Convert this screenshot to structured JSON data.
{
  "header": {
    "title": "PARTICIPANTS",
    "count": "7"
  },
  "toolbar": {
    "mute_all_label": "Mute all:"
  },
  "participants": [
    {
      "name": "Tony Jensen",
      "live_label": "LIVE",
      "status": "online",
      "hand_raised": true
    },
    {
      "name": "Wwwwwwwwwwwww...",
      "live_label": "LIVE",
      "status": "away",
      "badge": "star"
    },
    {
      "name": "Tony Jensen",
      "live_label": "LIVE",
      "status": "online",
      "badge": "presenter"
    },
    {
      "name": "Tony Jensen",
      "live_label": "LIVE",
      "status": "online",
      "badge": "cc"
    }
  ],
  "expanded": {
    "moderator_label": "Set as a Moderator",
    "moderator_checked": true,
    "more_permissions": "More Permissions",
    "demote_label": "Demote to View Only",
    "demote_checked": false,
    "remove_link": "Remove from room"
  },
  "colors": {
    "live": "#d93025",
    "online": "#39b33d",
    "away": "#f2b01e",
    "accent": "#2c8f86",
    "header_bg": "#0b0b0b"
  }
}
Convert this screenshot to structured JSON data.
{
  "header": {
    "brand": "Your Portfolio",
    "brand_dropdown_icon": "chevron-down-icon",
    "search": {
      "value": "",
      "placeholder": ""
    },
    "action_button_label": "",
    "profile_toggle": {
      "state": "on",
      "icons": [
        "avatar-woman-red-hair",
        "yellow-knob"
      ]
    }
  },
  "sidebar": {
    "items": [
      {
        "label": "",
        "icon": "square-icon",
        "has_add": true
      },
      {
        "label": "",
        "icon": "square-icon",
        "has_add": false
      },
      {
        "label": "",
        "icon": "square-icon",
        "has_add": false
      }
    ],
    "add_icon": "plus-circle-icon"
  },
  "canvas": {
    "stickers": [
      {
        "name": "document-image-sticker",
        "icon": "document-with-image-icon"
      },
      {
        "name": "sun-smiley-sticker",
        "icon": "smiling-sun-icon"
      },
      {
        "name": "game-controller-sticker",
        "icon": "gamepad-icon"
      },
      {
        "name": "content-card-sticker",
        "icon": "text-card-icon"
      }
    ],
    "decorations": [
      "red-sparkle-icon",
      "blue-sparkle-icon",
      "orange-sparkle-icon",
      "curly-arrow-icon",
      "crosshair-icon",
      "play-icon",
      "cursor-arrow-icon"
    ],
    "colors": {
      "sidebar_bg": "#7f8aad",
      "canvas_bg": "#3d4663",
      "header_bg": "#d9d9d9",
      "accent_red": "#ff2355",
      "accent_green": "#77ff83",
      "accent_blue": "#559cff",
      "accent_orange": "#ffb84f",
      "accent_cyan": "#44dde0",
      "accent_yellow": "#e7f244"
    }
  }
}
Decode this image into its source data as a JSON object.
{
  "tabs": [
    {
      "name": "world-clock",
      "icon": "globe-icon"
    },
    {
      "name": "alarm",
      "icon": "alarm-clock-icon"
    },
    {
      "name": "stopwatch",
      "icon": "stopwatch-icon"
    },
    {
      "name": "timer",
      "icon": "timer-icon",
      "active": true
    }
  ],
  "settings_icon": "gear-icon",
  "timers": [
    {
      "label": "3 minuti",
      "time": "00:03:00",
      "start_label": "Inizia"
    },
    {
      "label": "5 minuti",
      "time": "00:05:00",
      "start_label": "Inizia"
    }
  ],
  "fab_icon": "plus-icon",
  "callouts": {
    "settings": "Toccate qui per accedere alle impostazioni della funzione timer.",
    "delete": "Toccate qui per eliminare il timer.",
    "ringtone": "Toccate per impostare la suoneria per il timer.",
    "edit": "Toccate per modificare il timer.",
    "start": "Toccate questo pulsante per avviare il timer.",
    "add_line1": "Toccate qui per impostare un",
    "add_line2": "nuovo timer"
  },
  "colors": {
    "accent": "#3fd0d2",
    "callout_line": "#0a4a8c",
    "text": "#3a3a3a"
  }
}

* Problem requirements *
Without omitting anything, output the entries exactly.

* Exercise output *
Convert this screenshot to structured JSON data.
{
  "header": {
    "title": "PARTICIPANTS",
    "count": "7"
  },
  "toolbar": {
    "mute_all_label": "Mute all:"
  },
  "participants": [
    {
      "name": "Tony Jensen",
      "live_label": "LIVE",
      "status": "online",
      "hand_raised": true
    },
    {
      "name": "Wwwwwwwwwwwww...",
      "live_label": "LIVE",
      "status": "away",
      "badge": "star"
    },
    {
      "name": "Tony Jensen",
      "live_label": "LIVE",
      "status": "online",
      "badge": "presenter"
    },
    {
      "name": "Tony Jensen",
      "live_label": "LIVE",
      "status": "online",
      "badge": "cc"
    }
  ],
  "expanded": {
    "moderator_label": "Set as a Moderator",
    "moderator_checked": true,
    "more_permissions": "More Permissions",
    "demote_label": "Demote to View Only",
    "demote_checked": false,
    "remove_link": "Remove from room"
  },
  "colors": {
    "live": "#d93025",
    "online": "#39b33d",
    "away": "#f2b01e",
    "accent": "#2c8f86",
    "header_bg": "#0b0b0b"
  }
}
Convert this screenshot to structured JSON data.
{
  "header": {
    "brand": "Your Portfolio",
    "brand_dropdown_icon": "chevron-down-icon",
    "search": {
      "value": "",
      "placeholder": ""
    },
    "action_button_label": "",
    "profile_toggle": {
      "state": "on",
      "icons": [
        "avatar-woman-red-hair",
        "yellow-knob"
      ]
    }
  },
  "sidebar": {
    "items": [
      {
        "label": "",
        "icon": "square-icon",
        "has_add": true
      },
      {
        "label": "",
        "icon": "square-icon",
        "has_add": false
      },
      {
        "label": "",
        "icon": "square-icon",
        "has_add": false
      }
    ],
    "add_icon": "plus-circle-icon"
  },
  "canvas": {
    "stickers": [
      {
        "name": "document-image-sticker",
        "icon": "document-with-image-icon"
      },
      {
        "name": "sun-smiley-sticker",
        "icon": "smiling-sun-icon"
      },
      {
        "name": "game-controller-sticker",
        "icon": "gamepad-icon"
      },
      {
        "name": "content-card-sticker",
        "icon": "text-card-icon"
      }
    ],
    "decorations": [
      "red-sparkle-icon",
      "blue-sparkle-icon",
      "orange-sparkle-icon",
      "curly-arrow-icon",
      "crosshair-icon",
      "play-icon",
      "cursor-arrow-icon"
    ],
    "colors": {
      "sidebar_bg": "#7f8aad",
      "canvas_bg": "#3d4663",
      "header_bg": "#d9d9d9",
      "accent_red": "#ff2355",
      "accent_green": "#77ff83",
      "accent_blue": "#559cff",
      "accent_orange": "#ffb84f",
      "accent_cyan": "#44dde0",
      "accent_yellow": "#e7f244"
    }
  }
}
Decode this image into its source data as a JSON object.
{
  "tabs": [
    {
      "name": "world-clock",
      "icon": "globe-icon"
    },
    {
      "name": "alarm",
      "icon": "alarm-clock-icon"
    },
    {
      "name": "stopwatch",
      "icon": "stopwatch-icon"
    },
    {
      "name": "timer",
      "icon": "timer-icon",
      "active": true
    }
  ],
  "settings_icon": "gear-icon",
  "timers": [
    {
      "label": "3 minuti",
      "time": "00:03:00",
      "start_label": "Inizia"
    },
    {
      "label": "5 minuti",
      "time": "00:05:00",
      "start_label": "Inizia"
    }
  ],
  "fab_icon": "plus-icon",
  "callouts": {
    "settings": "Toccate qui per accedere alle impostazioni della funzione timer.",
    "delete": "Toccate qui per eliminare il timer.",
    "ringtone": "Toccate per impostare la suoneria per il timer.",
    "edit": "Toccate per modificare il timer.",
    "start": "Toccate questo pulsante per avviare il timer.",
    "add_line1": "Toccate qui per impostare un",
    "add_line2": "nuovo timer"
  },
  "colors": {
    "accent": "#3fd0d2",
    "callout_line": "#0a4a8c",
    "text": "#3a3a3a"
  }
}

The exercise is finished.